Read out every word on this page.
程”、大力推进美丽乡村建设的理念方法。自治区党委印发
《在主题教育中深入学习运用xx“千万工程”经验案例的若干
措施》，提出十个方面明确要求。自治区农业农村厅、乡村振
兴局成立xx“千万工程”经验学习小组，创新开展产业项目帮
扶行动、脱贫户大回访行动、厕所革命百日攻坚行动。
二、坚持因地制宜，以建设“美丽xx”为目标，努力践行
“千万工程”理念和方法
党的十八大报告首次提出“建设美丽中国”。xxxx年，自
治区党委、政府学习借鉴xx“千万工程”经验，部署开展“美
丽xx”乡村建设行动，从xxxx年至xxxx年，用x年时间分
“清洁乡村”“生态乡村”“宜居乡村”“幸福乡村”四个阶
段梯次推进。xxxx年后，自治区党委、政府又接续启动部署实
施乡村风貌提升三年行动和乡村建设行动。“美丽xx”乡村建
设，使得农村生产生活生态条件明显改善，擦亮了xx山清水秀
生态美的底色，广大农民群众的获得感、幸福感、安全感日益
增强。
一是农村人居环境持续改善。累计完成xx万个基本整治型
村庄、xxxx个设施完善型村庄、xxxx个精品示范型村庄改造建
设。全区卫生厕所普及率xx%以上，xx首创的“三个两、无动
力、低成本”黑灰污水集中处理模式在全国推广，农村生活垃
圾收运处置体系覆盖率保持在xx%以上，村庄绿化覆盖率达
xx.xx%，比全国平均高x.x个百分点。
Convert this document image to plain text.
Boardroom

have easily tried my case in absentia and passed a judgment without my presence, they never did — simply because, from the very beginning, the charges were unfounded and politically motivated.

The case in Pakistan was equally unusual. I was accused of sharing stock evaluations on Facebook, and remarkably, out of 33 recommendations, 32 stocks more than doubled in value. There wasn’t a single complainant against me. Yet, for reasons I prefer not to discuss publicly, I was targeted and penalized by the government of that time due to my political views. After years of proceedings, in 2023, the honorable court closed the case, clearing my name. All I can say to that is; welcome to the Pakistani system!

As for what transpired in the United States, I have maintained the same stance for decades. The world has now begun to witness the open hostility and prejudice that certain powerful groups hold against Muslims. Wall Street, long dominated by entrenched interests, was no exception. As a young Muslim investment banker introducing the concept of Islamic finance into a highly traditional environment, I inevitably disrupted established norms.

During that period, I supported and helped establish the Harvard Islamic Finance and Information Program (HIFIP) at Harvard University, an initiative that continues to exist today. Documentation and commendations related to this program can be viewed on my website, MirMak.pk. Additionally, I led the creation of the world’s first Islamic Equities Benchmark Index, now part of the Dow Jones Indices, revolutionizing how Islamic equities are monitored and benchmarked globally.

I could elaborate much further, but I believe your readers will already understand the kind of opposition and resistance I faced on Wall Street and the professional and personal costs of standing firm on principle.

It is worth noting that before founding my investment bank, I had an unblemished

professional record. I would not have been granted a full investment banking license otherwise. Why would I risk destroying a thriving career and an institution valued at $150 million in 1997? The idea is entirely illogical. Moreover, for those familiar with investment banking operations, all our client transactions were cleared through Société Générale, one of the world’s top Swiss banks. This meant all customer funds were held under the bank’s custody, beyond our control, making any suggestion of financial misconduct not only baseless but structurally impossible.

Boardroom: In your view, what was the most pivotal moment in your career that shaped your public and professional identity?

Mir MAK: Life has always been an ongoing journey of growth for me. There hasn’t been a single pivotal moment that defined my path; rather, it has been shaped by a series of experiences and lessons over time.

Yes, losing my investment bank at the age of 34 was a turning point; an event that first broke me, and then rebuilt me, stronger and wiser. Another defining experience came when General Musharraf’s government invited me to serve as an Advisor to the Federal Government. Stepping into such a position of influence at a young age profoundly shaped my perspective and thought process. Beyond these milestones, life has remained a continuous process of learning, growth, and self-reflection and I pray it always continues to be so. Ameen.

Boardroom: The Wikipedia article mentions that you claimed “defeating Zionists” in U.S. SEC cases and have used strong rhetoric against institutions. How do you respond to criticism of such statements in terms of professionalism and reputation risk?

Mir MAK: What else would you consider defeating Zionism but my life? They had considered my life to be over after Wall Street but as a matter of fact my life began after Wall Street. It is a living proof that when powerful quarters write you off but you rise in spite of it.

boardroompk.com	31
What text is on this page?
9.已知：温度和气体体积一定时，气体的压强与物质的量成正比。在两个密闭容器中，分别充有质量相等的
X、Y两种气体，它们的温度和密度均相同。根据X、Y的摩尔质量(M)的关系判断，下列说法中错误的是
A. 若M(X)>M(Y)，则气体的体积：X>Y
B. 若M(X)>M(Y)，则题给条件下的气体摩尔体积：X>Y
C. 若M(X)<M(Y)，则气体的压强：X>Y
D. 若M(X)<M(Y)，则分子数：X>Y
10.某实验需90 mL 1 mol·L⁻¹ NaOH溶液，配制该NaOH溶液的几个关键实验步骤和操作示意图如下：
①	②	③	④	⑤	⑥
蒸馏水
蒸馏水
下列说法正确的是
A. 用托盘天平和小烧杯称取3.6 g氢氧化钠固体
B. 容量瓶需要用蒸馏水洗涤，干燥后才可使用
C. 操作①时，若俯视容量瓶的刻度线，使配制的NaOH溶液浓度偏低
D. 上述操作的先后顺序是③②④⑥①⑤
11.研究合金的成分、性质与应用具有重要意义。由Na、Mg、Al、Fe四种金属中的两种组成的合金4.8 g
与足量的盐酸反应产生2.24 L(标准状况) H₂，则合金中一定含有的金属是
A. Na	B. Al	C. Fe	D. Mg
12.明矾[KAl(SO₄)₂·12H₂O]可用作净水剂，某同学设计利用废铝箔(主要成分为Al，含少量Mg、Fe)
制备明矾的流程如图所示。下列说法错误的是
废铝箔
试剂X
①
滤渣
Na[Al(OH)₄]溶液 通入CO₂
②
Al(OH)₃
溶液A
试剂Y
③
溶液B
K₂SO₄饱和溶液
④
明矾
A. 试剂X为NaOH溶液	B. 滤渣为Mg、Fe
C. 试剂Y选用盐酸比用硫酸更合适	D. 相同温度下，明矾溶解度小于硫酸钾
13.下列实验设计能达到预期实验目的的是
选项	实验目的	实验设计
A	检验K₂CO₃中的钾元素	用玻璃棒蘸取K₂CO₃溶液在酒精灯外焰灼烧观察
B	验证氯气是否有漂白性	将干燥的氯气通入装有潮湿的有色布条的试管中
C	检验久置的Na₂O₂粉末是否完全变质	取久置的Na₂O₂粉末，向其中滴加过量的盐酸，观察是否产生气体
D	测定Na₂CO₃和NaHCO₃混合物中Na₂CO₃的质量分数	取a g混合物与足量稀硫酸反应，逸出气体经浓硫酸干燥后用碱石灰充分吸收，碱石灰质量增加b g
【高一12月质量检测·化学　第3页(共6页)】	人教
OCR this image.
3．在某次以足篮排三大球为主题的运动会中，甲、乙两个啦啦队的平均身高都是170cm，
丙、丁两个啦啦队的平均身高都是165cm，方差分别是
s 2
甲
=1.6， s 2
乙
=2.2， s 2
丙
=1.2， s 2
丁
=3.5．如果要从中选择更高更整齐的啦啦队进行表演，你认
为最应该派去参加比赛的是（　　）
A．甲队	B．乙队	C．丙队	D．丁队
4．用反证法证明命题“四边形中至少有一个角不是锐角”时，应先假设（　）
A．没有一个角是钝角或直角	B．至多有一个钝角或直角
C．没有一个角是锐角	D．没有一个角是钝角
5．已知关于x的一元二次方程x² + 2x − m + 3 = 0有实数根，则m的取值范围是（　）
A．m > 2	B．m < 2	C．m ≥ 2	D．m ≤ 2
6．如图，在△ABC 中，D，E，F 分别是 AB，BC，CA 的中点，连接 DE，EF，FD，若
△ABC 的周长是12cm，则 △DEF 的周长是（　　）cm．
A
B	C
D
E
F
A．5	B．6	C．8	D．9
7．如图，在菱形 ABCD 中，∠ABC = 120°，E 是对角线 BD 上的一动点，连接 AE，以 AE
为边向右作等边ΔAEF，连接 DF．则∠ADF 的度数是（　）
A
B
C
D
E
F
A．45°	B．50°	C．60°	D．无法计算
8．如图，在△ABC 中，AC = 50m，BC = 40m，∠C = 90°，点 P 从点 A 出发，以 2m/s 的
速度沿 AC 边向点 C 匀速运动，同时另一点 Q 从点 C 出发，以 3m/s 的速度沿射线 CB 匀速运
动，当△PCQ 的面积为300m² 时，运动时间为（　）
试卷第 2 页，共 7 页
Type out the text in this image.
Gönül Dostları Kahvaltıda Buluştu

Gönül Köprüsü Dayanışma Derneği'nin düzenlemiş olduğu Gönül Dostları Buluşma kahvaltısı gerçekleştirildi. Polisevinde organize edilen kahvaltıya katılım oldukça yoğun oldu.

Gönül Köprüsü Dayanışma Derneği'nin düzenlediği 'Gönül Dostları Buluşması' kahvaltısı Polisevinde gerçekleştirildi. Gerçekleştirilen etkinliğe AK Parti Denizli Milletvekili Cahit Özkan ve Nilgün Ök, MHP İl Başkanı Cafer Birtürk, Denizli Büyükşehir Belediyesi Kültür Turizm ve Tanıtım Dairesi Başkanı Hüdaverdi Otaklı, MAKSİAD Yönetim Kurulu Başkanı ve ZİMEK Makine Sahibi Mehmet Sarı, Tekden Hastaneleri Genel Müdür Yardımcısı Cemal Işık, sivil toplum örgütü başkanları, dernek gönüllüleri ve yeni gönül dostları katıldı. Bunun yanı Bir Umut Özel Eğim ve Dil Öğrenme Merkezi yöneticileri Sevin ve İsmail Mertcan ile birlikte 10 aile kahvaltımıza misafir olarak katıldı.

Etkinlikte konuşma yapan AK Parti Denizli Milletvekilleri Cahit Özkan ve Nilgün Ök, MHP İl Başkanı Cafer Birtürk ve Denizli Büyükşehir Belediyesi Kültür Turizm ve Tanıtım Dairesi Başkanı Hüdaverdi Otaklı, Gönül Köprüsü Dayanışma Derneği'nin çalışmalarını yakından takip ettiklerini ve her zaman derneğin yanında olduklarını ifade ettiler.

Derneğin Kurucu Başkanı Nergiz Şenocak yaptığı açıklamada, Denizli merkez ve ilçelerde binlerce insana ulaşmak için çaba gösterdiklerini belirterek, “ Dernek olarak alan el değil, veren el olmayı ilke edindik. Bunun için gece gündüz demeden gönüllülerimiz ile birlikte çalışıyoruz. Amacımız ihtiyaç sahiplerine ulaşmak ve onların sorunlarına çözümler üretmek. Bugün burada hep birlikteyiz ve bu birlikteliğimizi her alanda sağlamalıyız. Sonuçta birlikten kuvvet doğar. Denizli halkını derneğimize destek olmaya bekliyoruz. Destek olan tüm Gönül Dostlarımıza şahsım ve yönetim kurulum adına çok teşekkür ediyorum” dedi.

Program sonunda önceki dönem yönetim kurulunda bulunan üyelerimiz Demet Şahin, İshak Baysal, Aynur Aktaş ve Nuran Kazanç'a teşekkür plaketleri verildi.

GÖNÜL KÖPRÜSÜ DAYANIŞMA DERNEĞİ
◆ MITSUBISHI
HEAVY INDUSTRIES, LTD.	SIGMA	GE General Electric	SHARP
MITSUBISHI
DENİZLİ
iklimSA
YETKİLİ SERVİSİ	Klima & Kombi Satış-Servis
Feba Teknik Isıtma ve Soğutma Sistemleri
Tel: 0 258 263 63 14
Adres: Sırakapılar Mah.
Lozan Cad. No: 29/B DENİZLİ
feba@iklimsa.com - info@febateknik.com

> _What you are asked to do_
From the data above, copy each line that holds "defeating".

> _Output of the exercise_
Boardroom: The Wikipedia article mentions that you claimed “defeating Zionists” in U.S. SEC cases and have used strong rhetoric against institutions. How do you respond to criticism of such statements in terms of professionalism and reputation risk?
Mir MAK: What else would you consider defeating Zionism but my life? They had considered my life to be over after Wall Street but as a matter of fact my life began after Wall Street. It is a living proof that when powerful quarters write you off but you rise in spite of it.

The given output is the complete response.